* Goal of the exercise
Your task is to return the line containing "Enumerate this screenshot's" plus every line after it, exactly and with nothing added.

* Supplied records

★ ★ ★ ★

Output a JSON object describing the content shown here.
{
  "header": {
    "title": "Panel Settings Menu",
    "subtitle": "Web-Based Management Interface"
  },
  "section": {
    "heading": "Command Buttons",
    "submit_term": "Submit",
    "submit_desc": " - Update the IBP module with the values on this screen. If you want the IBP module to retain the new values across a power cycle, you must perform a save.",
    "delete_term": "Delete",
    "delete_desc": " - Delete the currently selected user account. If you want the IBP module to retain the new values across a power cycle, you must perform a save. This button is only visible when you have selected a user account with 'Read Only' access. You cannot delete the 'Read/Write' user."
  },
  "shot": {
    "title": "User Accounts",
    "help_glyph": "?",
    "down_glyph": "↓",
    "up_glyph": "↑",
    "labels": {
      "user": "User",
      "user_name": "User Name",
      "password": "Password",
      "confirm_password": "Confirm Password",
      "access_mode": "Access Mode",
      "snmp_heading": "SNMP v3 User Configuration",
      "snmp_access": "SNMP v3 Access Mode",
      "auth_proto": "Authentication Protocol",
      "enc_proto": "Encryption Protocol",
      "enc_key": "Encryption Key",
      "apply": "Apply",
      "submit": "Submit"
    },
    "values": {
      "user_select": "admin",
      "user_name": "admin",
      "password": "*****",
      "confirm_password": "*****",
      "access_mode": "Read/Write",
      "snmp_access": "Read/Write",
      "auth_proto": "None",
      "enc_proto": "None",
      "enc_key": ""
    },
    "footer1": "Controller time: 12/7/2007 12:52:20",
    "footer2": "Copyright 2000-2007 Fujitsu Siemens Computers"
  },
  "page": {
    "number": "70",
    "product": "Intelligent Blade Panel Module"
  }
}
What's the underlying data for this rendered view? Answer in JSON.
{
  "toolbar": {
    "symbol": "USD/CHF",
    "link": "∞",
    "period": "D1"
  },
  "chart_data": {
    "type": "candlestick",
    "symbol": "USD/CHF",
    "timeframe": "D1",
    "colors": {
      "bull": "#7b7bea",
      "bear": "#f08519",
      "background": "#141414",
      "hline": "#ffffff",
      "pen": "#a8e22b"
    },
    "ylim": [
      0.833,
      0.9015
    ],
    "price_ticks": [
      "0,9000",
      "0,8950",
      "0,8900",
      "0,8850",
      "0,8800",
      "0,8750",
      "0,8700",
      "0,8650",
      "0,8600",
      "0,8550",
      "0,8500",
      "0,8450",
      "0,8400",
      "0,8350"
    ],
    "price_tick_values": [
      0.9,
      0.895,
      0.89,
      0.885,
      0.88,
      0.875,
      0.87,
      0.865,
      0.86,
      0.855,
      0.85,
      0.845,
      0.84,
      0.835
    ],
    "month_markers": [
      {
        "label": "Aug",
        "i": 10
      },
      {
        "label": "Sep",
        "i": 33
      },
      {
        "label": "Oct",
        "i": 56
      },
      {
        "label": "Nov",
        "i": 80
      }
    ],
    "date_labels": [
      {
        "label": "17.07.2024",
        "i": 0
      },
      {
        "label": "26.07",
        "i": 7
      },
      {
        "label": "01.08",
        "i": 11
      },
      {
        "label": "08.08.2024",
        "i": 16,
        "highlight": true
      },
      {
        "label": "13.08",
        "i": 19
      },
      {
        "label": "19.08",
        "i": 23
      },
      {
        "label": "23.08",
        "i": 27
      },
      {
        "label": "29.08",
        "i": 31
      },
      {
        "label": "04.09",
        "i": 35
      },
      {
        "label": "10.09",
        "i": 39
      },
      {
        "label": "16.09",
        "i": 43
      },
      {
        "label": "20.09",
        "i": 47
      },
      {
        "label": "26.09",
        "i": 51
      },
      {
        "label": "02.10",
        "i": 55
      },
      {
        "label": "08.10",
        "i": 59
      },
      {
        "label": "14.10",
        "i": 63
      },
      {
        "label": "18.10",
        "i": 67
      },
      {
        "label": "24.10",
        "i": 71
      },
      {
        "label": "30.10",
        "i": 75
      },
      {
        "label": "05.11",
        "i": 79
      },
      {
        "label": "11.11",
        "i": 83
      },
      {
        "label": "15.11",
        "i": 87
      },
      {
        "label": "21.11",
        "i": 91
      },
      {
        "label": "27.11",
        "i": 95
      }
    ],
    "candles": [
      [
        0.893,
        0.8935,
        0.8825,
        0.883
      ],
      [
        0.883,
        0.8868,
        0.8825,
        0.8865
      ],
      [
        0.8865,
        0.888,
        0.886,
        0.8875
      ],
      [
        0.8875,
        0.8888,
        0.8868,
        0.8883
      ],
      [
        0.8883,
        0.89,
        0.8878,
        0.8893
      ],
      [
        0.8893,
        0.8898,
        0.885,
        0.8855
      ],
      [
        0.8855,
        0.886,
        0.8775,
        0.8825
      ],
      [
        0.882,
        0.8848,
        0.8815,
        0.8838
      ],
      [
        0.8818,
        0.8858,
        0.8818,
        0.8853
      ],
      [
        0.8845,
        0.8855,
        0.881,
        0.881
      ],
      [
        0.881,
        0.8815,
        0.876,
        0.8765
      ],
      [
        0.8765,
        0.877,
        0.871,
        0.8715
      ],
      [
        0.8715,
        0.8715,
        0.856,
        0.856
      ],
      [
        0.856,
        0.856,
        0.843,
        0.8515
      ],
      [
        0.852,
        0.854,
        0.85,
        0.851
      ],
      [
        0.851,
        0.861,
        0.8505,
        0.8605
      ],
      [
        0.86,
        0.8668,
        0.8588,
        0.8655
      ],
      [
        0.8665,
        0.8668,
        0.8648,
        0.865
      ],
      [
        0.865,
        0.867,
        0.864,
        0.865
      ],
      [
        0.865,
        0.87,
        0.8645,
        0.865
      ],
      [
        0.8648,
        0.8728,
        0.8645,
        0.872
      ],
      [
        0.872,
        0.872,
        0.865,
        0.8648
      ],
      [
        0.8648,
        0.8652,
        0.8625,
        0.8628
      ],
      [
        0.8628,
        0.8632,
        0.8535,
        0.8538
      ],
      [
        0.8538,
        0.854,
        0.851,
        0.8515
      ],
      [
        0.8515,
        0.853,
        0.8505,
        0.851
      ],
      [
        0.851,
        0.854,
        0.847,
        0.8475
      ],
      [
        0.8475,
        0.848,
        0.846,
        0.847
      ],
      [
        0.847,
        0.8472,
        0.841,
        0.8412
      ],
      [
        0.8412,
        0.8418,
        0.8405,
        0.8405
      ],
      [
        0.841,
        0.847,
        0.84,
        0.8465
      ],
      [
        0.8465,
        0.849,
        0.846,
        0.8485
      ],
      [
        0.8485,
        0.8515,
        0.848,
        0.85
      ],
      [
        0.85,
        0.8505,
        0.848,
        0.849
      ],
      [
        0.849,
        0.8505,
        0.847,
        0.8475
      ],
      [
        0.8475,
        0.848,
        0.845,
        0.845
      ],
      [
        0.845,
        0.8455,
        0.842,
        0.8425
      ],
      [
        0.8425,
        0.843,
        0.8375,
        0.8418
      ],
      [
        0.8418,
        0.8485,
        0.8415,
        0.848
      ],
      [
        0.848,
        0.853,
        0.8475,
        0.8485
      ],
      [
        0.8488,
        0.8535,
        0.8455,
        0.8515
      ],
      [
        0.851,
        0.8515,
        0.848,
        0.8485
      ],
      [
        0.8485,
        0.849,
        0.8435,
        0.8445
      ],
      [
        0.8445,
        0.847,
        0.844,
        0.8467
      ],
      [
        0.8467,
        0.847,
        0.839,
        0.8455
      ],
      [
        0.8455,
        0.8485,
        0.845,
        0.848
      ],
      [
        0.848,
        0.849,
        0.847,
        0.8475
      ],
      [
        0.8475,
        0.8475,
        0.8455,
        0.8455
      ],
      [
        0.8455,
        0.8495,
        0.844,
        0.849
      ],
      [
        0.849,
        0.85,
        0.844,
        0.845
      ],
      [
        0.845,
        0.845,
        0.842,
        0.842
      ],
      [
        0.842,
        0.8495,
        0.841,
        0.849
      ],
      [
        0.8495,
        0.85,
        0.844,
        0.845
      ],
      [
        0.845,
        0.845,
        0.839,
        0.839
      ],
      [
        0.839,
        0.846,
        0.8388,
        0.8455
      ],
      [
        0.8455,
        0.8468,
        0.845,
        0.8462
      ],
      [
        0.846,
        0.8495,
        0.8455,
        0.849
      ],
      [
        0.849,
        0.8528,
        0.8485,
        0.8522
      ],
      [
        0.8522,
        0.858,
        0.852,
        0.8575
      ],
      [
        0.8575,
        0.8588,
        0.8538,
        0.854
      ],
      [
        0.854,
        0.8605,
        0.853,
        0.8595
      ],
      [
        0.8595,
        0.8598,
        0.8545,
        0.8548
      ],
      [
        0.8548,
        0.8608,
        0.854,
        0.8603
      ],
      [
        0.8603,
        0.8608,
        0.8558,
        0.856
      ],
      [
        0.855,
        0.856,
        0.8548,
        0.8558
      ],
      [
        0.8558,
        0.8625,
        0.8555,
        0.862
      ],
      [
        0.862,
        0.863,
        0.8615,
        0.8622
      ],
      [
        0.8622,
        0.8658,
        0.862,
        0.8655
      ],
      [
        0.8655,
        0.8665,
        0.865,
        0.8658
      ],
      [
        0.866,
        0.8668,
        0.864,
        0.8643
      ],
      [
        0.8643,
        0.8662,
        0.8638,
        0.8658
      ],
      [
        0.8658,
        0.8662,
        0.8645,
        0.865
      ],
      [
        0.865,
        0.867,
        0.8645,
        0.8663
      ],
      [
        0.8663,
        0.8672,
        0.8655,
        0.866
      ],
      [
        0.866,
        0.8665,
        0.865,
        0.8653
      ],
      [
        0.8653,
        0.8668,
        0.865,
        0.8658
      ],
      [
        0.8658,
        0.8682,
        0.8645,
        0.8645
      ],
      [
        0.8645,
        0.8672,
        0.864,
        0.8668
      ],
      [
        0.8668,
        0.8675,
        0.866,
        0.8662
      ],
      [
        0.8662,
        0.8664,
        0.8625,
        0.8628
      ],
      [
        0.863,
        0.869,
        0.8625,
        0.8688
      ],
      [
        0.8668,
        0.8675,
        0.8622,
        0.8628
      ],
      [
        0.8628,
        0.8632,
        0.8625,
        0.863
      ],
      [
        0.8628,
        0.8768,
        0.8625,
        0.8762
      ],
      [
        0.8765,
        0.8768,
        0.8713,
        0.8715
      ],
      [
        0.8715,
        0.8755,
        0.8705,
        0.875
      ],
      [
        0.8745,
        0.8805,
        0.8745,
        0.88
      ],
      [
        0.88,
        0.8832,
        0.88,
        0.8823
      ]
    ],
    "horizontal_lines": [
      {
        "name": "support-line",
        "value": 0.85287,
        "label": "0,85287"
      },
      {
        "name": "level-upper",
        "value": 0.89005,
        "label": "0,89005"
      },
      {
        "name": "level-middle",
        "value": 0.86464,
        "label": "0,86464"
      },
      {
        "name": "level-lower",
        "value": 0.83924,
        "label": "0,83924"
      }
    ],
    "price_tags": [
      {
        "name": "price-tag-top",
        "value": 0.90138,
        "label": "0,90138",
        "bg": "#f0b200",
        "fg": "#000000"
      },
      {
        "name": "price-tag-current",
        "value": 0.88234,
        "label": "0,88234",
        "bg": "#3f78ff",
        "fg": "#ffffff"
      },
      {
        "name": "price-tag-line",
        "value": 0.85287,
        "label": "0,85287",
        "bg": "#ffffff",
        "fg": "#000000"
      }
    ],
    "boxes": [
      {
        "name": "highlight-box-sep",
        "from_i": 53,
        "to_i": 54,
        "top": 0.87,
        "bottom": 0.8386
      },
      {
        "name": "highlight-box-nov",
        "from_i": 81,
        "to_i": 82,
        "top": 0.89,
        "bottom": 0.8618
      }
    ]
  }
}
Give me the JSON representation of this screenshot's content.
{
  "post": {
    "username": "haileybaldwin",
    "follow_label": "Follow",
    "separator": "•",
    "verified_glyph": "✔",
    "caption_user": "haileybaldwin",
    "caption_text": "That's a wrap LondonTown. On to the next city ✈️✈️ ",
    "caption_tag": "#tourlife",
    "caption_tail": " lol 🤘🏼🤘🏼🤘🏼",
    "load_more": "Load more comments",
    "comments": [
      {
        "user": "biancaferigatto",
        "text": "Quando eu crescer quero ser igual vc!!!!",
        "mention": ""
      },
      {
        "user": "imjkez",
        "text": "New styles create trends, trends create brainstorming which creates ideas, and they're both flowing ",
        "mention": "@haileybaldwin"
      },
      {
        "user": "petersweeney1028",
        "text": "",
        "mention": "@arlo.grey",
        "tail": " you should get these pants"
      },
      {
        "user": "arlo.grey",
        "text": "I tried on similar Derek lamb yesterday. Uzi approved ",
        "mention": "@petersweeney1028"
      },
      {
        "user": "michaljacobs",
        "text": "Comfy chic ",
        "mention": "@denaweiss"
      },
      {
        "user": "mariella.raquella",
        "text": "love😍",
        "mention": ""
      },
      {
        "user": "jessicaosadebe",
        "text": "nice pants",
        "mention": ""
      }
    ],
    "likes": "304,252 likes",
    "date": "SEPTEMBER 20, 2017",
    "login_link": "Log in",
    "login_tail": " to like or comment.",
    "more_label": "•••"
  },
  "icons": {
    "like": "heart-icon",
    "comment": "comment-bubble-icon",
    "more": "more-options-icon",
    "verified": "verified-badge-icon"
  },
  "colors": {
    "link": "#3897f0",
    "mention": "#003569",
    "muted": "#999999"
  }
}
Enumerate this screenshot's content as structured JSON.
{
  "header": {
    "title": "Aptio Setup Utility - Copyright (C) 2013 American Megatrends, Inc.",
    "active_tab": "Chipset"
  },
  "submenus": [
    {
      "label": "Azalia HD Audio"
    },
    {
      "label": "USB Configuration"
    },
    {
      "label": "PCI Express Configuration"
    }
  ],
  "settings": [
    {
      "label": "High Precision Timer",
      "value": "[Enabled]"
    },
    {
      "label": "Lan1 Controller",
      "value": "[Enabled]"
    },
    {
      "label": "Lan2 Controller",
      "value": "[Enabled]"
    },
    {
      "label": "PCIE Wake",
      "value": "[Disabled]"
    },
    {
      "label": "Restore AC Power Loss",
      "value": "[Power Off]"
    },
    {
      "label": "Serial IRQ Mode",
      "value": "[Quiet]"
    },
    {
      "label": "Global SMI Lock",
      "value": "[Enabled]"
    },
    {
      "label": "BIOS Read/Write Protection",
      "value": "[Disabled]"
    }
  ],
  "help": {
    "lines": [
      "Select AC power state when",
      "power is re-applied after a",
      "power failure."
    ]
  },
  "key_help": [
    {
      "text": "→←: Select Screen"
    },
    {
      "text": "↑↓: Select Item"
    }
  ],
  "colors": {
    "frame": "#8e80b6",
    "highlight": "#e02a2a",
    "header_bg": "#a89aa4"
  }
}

★ ★ ★ ★

* Output for this task
Enumerate this screenshot's content as structured JSON.
{
  "header": {
    "title": "Aptio Setup Utility - Copyright (C) 2013 American Megatrends, Inc.",
    "active_tab": "Chipset"
  },
  "submenus": [
    {
      "label": "Azalia HD Audio"
    },
    {
      "label": "USB Configuration"
    },
    {
      "label": "PCI Express Configuration"
    }
  ],
  "settings": [
    {
      "label": "High Precision Timer",
      "value": "[Enabled]"
    },
    {
      "label": "Lan1 Controller",
      "value": "[Enabled]"
    },
    {
      "label": "Lan2 Controller",
      "value": "[Enabled]"
    },
    {
      "label": "PCIE Wake",
      "value": "[Disabled]"
    },
    {
      "label": "Restore AC Power Loss",
      "value": "[Power Off]"
    },
    {
      "label": "Serial IRQ Mode",
      "value": "[Quiet]"
    },
    {
      "label": "Global SMI Lock",
      "value": "[Enabled]"
    },
    {
      "label": "BIOS Read/Write Protection",
      "value": "[Disabled]"
    }
  ],
  "help": {
    "lines": [
      "Select AC power state when",
      "power is re-applied after a",
      "power failure."
    ]
  },
  "key_help": [
    {
      "text": "→←: Select Screen"
    },
    {
      "text": "↑↓: Select Item"
    }
  ],
  "colors": {
    "frame": "#8e80b6",
    "highlight": "#e02a2a",
    "header_bg": "#a89aa4"
  }
}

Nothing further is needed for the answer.